TASK REQUIREMENTS: For this exercise, copy out each line of the material below that includes "PsychoPaul".

begin ENTRIES SHOWN

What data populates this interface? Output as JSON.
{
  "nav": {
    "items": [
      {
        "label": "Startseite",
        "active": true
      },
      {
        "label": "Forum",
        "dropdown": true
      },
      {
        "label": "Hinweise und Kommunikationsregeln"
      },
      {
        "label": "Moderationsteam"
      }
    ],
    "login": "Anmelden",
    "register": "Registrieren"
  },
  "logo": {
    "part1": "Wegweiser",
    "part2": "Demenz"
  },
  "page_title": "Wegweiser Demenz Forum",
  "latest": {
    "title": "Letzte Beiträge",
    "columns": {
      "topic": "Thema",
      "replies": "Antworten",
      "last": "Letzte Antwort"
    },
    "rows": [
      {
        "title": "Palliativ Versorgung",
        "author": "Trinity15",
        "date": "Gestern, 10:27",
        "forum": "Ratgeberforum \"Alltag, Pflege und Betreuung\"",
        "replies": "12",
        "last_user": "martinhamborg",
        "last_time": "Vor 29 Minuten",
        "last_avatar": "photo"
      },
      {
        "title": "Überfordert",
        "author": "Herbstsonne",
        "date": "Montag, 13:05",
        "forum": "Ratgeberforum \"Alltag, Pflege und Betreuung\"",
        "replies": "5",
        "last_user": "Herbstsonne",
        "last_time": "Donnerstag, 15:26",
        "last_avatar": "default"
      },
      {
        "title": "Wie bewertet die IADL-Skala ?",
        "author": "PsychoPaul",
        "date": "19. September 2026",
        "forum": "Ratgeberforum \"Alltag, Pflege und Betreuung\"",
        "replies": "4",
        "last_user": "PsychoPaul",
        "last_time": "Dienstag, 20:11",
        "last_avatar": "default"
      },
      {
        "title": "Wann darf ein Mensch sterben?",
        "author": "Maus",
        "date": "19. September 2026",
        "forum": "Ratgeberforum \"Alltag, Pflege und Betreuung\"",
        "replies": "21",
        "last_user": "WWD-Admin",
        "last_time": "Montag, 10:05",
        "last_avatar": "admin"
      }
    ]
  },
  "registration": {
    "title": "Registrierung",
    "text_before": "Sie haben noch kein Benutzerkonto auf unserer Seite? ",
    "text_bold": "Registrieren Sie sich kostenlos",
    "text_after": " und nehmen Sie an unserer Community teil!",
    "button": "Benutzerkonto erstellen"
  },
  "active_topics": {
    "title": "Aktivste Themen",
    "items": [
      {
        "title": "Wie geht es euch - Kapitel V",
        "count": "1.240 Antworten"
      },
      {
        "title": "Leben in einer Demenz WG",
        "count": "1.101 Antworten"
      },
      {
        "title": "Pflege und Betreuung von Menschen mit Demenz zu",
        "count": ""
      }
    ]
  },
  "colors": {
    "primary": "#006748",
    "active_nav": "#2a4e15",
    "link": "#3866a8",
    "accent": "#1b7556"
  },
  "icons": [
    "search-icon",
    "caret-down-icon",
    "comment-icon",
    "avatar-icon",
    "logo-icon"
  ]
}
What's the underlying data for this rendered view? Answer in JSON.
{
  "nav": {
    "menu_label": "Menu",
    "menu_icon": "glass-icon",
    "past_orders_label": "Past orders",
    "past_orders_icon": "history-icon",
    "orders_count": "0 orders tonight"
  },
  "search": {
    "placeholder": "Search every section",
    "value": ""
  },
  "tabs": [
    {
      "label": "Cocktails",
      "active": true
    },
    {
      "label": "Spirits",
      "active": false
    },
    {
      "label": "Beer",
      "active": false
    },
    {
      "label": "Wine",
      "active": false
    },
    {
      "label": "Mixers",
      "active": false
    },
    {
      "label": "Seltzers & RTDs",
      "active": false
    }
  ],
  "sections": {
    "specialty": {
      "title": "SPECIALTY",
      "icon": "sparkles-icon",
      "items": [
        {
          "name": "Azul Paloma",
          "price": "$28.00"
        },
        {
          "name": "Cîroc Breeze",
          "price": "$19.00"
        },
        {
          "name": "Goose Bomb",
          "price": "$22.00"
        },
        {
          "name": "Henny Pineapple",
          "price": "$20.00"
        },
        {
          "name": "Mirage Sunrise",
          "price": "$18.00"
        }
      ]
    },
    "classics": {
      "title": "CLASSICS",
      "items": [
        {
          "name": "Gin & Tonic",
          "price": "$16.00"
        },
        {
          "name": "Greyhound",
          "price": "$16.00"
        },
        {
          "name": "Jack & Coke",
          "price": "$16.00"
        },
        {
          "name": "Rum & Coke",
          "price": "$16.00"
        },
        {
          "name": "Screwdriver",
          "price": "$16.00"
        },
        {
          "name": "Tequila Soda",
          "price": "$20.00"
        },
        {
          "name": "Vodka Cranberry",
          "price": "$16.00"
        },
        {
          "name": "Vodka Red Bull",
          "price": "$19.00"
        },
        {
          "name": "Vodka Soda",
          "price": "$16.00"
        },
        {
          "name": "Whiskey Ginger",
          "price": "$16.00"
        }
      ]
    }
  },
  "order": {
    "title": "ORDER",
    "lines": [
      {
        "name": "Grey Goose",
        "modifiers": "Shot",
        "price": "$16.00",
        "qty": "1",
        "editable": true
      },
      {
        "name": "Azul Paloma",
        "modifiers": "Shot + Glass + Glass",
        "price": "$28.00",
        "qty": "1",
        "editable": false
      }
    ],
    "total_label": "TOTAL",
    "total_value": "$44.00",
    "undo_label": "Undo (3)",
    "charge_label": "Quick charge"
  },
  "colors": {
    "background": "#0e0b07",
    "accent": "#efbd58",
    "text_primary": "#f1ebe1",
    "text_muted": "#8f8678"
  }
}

end ENTRIES SHOWN

ANSWER FOR THIS EXERCISE:
        "author": "PsychoPaul",
        "last_user": "PsychoPaul",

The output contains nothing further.